Figure collection entries:

┌────────

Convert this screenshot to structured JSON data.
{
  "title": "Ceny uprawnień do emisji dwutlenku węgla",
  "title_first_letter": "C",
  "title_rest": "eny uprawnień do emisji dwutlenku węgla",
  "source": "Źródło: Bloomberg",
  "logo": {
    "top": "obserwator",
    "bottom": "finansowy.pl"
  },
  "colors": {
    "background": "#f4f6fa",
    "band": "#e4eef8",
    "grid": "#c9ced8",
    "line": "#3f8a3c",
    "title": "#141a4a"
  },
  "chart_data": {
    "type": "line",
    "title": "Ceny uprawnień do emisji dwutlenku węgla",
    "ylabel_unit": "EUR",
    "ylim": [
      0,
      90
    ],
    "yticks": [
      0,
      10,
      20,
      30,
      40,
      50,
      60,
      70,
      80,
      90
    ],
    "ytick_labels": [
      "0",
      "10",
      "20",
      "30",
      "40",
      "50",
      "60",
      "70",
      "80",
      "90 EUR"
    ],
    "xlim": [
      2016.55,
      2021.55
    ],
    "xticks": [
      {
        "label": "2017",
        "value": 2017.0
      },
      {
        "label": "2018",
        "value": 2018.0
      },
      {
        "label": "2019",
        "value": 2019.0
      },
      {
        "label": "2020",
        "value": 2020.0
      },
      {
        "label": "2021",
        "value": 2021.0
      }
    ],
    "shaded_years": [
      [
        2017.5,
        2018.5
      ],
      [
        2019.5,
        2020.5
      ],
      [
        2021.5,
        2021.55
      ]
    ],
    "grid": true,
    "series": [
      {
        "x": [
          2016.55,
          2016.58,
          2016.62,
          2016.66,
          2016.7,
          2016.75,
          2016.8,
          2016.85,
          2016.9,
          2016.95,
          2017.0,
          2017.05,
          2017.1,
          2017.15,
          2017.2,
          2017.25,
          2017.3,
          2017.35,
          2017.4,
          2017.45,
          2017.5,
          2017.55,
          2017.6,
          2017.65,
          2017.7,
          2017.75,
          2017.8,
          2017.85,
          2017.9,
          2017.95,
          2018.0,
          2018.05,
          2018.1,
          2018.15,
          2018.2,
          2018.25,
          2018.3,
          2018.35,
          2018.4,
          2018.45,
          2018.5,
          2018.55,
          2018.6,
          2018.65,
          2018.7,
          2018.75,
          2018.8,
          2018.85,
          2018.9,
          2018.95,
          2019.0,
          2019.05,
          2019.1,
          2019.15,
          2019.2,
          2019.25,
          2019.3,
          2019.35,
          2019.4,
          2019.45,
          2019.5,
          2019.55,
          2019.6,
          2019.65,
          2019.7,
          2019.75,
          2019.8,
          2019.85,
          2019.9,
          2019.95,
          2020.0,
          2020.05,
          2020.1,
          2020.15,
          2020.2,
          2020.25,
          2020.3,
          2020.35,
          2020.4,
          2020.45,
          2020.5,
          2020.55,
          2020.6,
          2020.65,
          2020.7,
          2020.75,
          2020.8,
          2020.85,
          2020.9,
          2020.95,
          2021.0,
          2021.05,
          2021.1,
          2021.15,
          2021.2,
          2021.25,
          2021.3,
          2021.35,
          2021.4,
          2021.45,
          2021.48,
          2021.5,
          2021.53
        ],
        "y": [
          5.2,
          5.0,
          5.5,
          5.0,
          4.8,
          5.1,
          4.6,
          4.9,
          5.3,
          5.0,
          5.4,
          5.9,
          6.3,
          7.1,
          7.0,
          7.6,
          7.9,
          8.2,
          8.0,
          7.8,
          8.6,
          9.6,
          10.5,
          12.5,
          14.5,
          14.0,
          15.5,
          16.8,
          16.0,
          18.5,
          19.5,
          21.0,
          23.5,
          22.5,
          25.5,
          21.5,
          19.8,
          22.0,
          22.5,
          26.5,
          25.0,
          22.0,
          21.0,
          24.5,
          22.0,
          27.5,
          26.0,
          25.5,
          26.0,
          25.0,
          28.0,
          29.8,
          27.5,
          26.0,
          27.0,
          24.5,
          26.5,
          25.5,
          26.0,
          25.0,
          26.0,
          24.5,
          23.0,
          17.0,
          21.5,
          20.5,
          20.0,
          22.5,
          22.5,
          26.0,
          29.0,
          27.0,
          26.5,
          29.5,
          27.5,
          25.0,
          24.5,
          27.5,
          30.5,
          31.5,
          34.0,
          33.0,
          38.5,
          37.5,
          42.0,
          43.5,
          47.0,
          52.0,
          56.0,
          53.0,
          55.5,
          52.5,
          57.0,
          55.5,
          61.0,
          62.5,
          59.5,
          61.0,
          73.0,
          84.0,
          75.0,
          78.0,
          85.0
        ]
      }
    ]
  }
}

└────────

= Your objective =
Repeat the lines above exactly.

= Solution below =
Convert this screenshot to structured JSON data.
{
  "title": "Ceny uprawnień do emisji dwutlenku węgla",
  "title_first_letter": "C",
  "title_rest": "eny uprawnień do emisji dwutlenku węgla",
  "source": "Źródło: Bloomberg",
  "logo": {
    "top": "obserwator",
    "bottom": "finansowy.pl"
  },
  "colors": {
    "background": "#f4f6fa",
    "band": "#e4eef8",
    "grid": "#c9ced8",
    "line": "#3f8a3c",
    "title": "#141a4a"
  },
  "chart_data": {
    "type": "line",
    "title": "Ceny uprawnień do emisji dwutlenku węgla",
    "ylabel_unit": "EUR",
    "ylim": [
      0,
      90
    ],
    "yticks": [
      0,
      10,
      20,
      30,
      40,
      50,
      60,
      70,
      80,
      90
    ],
    "ytick_labels": [
      "0",
      "10",
      "20",
      "30",
      "40",
      "50",
      "60",
      "70",
      "80",
      "90 EUR"
    ],
    "xlim": [
      2016.55,
      2021.55
    ],
    "xticks": [
      {
        "label": "2017",
        "value": 2017.0
      },
      {
        "label": "2018",
        "value": 2018.0
      },
      {
        "label": "2019",
        "value": 2019.0
      },
      {
        "label": "2020",
        "value": 2020.0
      },
      {
        "label": "2021",
        "value": 2021.0
      }
    ],
    "shaded_years": [
      [
        2017.5,
        2018.5
      ],
      [
        2019.5,
        2020.5
      ],
      [
        2021.5,
        2021.55
      ]
    ],
    "grid": true,
    "series": [
      {
        "x": [
          2016.55,
          2016.58,
          2016.62,
          2016.66,
          2016.7,
          2016.75,
          2016.8,
          2016.85,
          2016.9,
          2016.95,
          2017.0,
          2017.05,
          2017.1,
          2017.15,
          2017.2,
          2017.25,
          2017.3,
          2017.35,
          2017.4,
          2017.45,
          2017.5,
          2017.55,
          2017.6,
          2017.65,
          2017.7,
          2017.75,
          2017.8,
          2017.85,
          2017.9,
          2017.95,
          2018.0,
          2018.05,
          2018.1,
          2018.15,
          2018.2,
          2018.25,
          2018.3,
          2018.35,
          2018.4,
          2018.45,
          2018.5,
          2018.55,
          2018.6,
          2018.65,
          2018.7,
          2018.75,
          2018.8,
          2018.85,
          2018.9,
          2018.95,
          2019.0,
          2019.05,
          2019.1,
          2019.15,
          2019.2,
          2019.25,
          2019.3,
          2019.35,
          2019.4,
          2019.45,
          2019.5,
          2019.55,
          2019.6,
          2019.65,
          2019.7,
          2019.75,
          2019.8,
          2019.85,
          2019.9,
          2019.95,
          2020.0,
          2020.05,
          2020.1,
          2020.15,
          2020.2,
          2020.25,
          2020.3,
          2020.35,
          2020.4,
          2020.45,
          2020.5,
          2020.55,
          2020.6,
          2020.65,
          2020.7,
          2020.75,
          2020.8,
          2020.85,
          2020.9,
          2020.95,
          2021.0,
          2021.05,
          2021.1,
          2021.15,
          2021.2,
          2021.25,
          2021.3,
          2021.35,
          2021.4,
          2021.45,
          2021.48,
          2021.5,
          2021.53
        ],
        "y": [
          5.2,
          5.0,
          5.5,
          5.0,
          4.8,
          5.1,
          4.6,
          4.9,
          5.3,
          5.0,
          5.4,
          5.9,
          6.3,
          7.1,
          7.0,
          7.6,
          7.9,
          8.2,
          8.0,
          7.8,
          8.6,
          9.6,
          10.5,
          12.5,
          14.5,
          14.0,
          15.5,
          16.8,
          16.0,
          18.5,
          19.5,
          21.0,
          23.5,
          22.5,
          25.5,
          21.5,
          19.8,
          22.0,
          22.5,
          26.5,
          25.0,
          22.0,
          21.0,
          24.5,
          22.0,
          27.5,
          26.0,
          25.5,
          26.0,
          25.0,
          28.0,
          29.8,
          27.5,
          26.0,
          27.0,
          24.5,
          26.5,
          25.5,
          26.0,
          25.0,
          26.0,
          24.5,
          23.0,
          17.0,
          21.5,
          20.5,
          20.0,
          22.5,
          22.5,
          26.0,
          29.0,
          27.0,
          26.5,
          29.5,
          27.5,
          25.0,
          24.5,
          27.5,
          30.5,
          31.5,
          34.0,
          33.0,
          38.5,
          37.5,
          42.0,
          43.5,
          47.0,
          52.0,
          56.0,
          53.0,
          55.5,
          52.5,
          57.0,
          55.5,
          61.0,
          62.5,
          59.5,
          61.0,
          73.0,
          84.0,
          75.0,
          78.0,
          85.0
        ]
      }
    ]
  }
}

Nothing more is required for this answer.